Objetivo del ejercicio:
Responde, por favor, estas preguntas con datos del texto sobre el jengibre:
(a) ¿Qué cantidad de jengibre molido hace el trabajo de una cucharada de raíz rallada?
(b) ¿De qué dos minerales es fuente?
(c) ¿Cuántas galletas salen de la receta?

Bloque de texto:
==================================================

En repostería la raíz rallada aporta humedad y hebras. El molido se mezcla con los secos y reparte el sabor parejo, sin cambiar la textura.
No se arruga ni se pone fibroso en el cajón. Está listo cuando lo necesitás, sin pelar ni rallar.
Un cuarto de cucharadita hace el trabajo de una cucharada de raíz rallada. Los 50 g cubren muchas tandas de galletas.
Al secarse concentra sus nutrientes. Es fuente de magnesio y fósforo, aunque se consuma de a cucharaditas.
Todo se reduce a medir poco y sumarlo en el momento correcto.
Media cucharadita alcanza para un budín entero. Es de las especias donde el exceso se nota enseguida: aparece un picor seco que tapa el resto.
En repostería va con la harina, nunca directo sobre el líquido: así se reparte parejo y no quedan grumos concentrados.
Con la cebolla ya transparente y el fuego bajo, unos segundos antes del líquido. Igual que la cúrcuma: se quema si lo dejás solo en el aceite.
Salen unas 25. La masa necesita frío antes de estirarse, así que conviene arrancar con tiempo.
300 g de harina
100 g de manteca fría
100 g de azúcar negra
100 g de miel
1 huevo
2 cucharaditas de jengibre molido
1 cucharadita de canela
½ cucharadita de bicarbonato
1 pizca de sal
Mezclá en un bol la harina con el jengibre, la canela, el bicarbonato y la sal. Sumá la manteca fría en cubos y deshacela con los dedos hasta obtener un arenado.

==================================================

Material proporcionado:
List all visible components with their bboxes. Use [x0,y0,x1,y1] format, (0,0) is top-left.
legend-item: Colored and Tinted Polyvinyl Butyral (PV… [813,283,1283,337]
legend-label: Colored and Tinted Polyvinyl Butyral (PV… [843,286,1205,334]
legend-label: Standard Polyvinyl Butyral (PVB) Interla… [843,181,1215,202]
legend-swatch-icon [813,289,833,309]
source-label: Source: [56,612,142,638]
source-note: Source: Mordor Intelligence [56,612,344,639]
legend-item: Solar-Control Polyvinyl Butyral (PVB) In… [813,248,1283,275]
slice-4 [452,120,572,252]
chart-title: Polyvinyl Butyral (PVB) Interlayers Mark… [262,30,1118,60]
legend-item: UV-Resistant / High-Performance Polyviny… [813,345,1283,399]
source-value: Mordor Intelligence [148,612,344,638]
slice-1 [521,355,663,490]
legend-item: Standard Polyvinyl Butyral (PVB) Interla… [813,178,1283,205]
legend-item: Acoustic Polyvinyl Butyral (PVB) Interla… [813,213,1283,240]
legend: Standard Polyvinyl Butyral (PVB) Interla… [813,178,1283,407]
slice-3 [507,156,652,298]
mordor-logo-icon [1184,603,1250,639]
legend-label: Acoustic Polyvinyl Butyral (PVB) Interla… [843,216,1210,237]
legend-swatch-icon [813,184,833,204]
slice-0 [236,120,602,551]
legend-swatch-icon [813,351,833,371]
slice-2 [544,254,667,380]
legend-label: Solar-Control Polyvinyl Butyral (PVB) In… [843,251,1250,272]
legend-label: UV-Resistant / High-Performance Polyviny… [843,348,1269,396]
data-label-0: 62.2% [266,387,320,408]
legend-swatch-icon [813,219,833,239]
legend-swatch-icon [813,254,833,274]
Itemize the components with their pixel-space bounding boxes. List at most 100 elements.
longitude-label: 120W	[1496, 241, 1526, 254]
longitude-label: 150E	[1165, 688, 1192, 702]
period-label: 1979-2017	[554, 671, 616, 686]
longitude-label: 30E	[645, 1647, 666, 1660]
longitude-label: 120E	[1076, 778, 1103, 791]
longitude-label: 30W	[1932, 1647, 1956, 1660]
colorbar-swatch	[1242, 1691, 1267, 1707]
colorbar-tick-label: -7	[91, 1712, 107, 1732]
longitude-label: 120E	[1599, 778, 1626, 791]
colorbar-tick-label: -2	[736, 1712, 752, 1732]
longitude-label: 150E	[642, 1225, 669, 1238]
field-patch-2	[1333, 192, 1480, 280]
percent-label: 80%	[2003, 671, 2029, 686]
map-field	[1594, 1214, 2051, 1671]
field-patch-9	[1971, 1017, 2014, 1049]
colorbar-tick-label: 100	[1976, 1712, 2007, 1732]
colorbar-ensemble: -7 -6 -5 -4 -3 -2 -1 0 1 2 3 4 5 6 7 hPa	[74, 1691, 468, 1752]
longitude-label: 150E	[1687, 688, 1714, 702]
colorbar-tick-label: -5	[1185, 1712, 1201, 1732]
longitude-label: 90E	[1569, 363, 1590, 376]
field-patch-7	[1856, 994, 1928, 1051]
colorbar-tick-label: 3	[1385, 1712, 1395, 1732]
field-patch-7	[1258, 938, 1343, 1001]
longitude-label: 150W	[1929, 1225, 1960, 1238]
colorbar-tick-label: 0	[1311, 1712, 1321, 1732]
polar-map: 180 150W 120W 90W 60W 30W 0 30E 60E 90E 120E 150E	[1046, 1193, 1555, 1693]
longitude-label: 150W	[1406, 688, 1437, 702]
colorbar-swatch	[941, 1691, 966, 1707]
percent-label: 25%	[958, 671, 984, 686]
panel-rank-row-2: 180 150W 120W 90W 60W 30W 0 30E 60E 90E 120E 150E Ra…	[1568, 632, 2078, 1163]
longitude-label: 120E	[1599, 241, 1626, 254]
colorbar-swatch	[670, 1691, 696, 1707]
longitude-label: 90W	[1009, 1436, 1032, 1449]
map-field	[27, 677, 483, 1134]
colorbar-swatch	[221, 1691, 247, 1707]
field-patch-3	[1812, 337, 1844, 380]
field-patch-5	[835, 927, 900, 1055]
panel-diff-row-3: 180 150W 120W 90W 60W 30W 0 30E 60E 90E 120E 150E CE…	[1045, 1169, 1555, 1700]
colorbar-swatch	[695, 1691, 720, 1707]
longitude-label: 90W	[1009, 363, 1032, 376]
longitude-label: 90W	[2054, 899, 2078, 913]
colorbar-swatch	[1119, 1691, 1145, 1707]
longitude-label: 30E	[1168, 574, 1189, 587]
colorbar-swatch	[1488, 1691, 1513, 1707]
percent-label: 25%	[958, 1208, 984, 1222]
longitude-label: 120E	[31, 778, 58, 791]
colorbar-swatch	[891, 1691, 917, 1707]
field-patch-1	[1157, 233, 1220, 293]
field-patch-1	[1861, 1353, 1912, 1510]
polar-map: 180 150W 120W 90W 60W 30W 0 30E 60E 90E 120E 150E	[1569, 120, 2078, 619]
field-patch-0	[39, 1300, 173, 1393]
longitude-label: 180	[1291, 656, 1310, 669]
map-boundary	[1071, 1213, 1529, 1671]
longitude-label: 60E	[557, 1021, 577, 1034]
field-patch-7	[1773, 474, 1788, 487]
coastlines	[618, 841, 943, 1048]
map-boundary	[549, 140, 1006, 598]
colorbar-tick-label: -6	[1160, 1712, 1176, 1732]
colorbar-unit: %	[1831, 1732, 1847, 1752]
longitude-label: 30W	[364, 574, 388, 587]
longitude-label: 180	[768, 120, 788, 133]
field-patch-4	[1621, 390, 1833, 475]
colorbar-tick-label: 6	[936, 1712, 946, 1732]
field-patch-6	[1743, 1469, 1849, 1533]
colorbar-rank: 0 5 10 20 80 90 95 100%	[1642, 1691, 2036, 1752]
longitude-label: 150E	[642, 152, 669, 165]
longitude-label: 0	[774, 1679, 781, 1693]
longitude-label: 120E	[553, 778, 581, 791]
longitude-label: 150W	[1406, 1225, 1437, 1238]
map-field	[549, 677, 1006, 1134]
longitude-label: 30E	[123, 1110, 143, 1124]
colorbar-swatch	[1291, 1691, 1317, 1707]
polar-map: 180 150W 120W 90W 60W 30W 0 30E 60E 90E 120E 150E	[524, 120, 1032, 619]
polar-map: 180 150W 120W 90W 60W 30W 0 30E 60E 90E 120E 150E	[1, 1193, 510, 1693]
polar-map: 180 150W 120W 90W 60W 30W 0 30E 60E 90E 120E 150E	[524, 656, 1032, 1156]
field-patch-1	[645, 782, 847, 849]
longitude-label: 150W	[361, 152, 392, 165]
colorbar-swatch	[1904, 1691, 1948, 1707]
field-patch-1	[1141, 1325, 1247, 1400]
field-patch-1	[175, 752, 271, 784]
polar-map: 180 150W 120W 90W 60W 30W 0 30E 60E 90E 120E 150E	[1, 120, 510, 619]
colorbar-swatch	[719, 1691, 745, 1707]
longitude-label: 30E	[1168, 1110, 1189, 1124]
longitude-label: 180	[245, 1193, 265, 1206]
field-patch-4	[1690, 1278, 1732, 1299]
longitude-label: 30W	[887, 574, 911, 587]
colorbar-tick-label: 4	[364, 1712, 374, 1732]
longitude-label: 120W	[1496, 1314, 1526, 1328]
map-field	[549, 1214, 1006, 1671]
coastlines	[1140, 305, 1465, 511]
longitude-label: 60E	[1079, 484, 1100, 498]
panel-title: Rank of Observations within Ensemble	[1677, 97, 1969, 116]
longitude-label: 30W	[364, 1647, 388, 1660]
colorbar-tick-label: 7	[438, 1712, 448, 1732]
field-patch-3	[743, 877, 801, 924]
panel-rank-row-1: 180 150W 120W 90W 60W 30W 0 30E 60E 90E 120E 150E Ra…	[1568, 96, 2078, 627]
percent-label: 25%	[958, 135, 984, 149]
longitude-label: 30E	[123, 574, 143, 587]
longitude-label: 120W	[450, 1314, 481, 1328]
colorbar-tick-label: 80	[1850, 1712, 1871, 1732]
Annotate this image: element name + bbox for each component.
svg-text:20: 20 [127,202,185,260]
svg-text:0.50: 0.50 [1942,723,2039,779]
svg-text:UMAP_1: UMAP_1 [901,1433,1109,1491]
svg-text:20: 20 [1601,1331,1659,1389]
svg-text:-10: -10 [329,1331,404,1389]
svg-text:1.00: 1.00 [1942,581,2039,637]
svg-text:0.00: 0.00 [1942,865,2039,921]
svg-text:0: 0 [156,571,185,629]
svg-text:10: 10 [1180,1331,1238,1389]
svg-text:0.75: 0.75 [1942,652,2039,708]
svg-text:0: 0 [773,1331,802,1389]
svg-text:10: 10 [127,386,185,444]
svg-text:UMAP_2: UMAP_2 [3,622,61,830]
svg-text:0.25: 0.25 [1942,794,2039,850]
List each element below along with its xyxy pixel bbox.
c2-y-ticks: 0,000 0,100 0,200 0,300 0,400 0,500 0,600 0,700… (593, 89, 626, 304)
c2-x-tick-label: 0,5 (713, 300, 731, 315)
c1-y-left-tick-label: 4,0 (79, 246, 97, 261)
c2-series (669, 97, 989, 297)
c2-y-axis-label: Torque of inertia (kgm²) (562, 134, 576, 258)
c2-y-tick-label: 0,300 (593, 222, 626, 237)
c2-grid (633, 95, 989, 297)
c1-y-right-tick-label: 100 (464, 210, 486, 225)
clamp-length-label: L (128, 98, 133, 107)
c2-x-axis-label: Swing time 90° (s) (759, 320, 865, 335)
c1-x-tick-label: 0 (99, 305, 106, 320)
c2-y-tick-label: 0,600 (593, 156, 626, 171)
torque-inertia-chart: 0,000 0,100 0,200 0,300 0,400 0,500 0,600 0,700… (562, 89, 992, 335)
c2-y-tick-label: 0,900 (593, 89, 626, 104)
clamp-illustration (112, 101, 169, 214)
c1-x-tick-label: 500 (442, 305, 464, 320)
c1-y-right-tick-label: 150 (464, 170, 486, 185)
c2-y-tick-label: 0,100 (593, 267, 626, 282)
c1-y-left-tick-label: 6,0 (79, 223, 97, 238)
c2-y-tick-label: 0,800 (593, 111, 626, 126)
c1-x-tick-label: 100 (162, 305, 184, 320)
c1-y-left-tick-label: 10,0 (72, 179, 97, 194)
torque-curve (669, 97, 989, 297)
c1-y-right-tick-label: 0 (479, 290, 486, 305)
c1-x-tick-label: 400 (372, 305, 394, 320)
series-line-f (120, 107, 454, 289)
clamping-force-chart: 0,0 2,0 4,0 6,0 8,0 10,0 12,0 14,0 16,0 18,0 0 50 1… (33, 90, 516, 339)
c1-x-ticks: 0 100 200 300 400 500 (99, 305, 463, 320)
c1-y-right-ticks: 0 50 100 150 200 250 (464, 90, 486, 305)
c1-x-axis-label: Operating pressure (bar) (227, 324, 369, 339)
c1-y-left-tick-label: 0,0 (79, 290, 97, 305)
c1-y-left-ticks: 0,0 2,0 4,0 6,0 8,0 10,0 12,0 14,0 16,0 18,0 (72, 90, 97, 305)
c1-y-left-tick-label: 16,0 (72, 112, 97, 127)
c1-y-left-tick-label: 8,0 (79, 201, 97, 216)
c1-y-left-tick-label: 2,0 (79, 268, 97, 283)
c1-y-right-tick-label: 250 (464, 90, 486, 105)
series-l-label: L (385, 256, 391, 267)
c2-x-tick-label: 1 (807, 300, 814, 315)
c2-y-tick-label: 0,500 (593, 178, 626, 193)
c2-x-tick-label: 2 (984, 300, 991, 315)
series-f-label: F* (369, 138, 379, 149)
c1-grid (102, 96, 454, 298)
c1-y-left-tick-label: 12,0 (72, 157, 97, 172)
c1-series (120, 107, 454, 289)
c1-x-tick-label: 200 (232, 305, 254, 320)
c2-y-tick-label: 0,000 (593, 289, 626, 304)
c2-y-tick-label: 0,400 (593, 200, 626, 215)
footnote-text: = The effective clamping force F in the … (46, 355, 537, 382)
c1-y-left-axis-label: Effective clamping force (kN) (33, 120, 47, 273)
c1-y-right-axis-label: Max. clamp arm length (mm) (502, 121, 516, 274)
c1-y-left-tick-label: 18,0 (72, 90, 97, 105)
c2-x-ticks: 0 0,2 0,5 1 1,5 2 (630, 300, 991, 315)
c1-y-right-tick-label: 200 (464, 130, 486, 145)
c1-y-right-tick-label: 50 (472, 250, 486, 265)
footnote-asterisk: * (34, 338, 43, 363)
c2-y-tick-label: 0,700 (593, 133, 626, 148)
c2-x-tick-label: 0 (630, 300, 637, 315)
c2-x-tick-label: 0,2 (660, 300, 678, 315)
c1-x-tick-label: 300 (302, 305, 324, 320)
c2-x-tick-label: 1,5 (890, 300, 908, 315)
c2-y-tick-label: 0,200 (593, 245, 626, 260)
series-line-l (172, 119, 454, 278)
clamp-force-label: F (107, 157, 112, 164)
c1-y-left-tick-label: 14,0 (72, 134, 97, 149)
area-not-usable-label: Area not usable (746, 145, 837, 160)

==================================================

Respuesta escrita:
(a) Un cuarto de cucharadita.
(b) Magnesio y fósforo.
(c) Unas 25.